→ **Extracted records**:
§ §

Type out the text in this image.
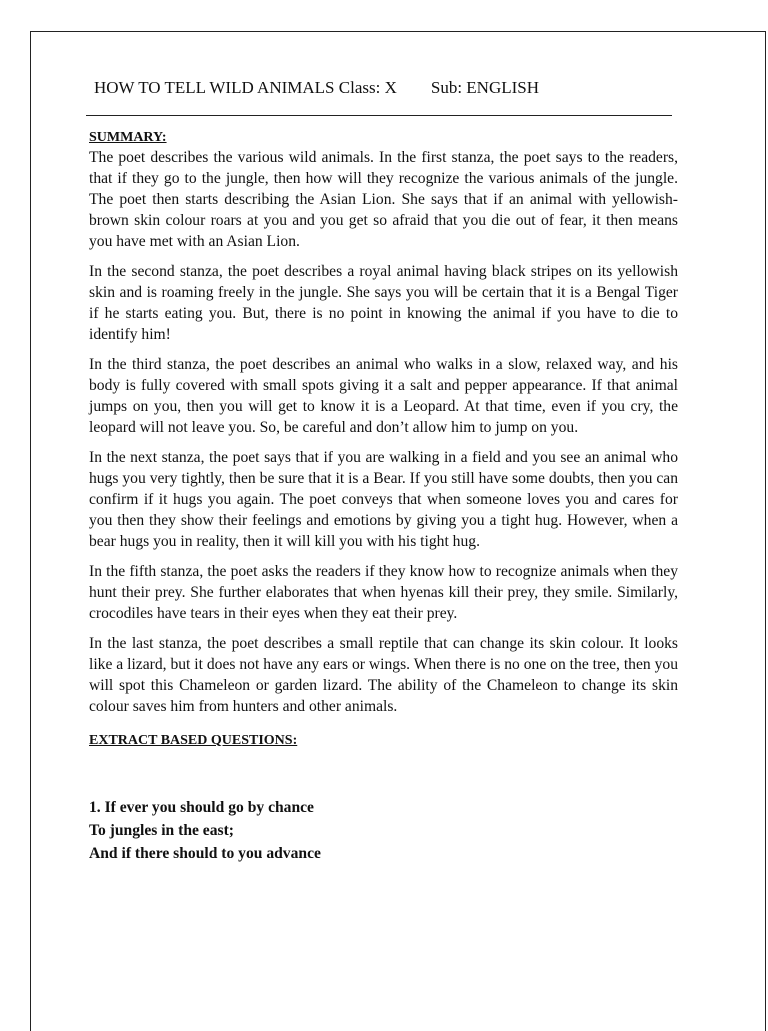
HOW TO TELL WILD ANIMALS Class: X Sub: ENGLISH

SUMMARY:

The poet describes the various wild animals. In the first stanza, the poet says to the readers, that if they go to the jungle, then how will they recognize the various animals of the jungle. The poet then starts describing the Asian Lion. She says that if an animal with yellowish-brown skin colour roars at you and you get so afraid that you die out of fear, it then means you have met with an Asian Lion.

In the second stanza, the poet describes a royal animal having black stripes on its yellowish skin and is roaming freely in the jungle. She says you will be certain that it is a Bengal Tiger if he starts eating you. But, there is no point in knowing the animal if you have to die to identify him!

In the third stanza, the poet describes an animal who walks in a slow, relaxed way, and his body is fully covered with small spots giving it a salt and pepper appearance. If that animal jumps on you, then you will get to know it is a Leopard. At that time, even if you cry, the leopard will not leave you. So, be careful and don’t allow him to jump on you.

In the next stanza, the poet says that if you are walking in a field and you see an animal who hugs you very tightly, then be sure that it is a Bear. If you still have some doubts, then you can confirm if it hugs you again. The poet conveys that when someone loves you and cares for you then they show their feelings and emotions by giving you a tight hug. However, when a bear hugs you in reality, then it will kill you with his tight hug.

In the fifth stanza, the poet asks the readers if they know how to recognize animals when they hunt their prey. She further elaborates that when hyenas kill their prey, they smile. Similarly, crocodiles have tears in their eyes when they eat their prey.

In the last stanza, the poet describes a small reptile that can change its skin colour. It looks like a lizard, but it does not have any ears or wings. When there is no one on the tree, then you will spot this Chameleon or garden lizard. The ability of the Chameleon to change its skin colour saves him from hunters and other animals.

EXTRACT BASED QUESTIONS:

1. If ever you should go by chance
To jungles in the east;
And if there should to you advance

§ §

→ **Request**: Lines that hold the word "have" are the ones to return, every one of them.

→ **Task result**:
The poet describes the various wild animals. In the first stanza, the poet says to the readers, that if they go to the jungle, then how will they recognize the various animals of the jungle. The poet then starts describing the Asian Lion. She says that if an animal with yellowish-brown skin colour roars at you and you get so afraid that you die out of fear, it then means you have met with an Asian Lion.
In the second stanza, the poet describes a royal animal having black stripes on its yellowish skin and is roaming freely in the jungle. She says you will be certain that it is a Bengal Tiger if he starts eating you. But, there is no point in knowing the animal if you have to die to identify him!
In the next stanza, the poet says that if you are walking in a field and you see an animal who hugs you very tightly, then be sure that it is a Bear. If you still have some doubts, then you can confirm if it hugs you again. The poet conveys that when someone loves you and cares for you then they show their feelings and emotions by giving you a tight hug. However, when a bear hugs you in reality, then it will kill you with his tight hug.
In the fifth stanza, the poet asks the readers if they know how to recognize animals when they hunt their prey. She further elaborates that when hyenas kill their prey, they smile. Similarly, crocodiles have tears in their eyes when they eat their prey.
In the last stanza, the poet describes a small reptile that can change its skin colour. It looks like a lizard, but it does not have any ears or wings. When there is no one on the tree, then you will spot this Chameleon or garden lizard. The ability of the Chameleon to change its skin colour saves him from hunters and other animals.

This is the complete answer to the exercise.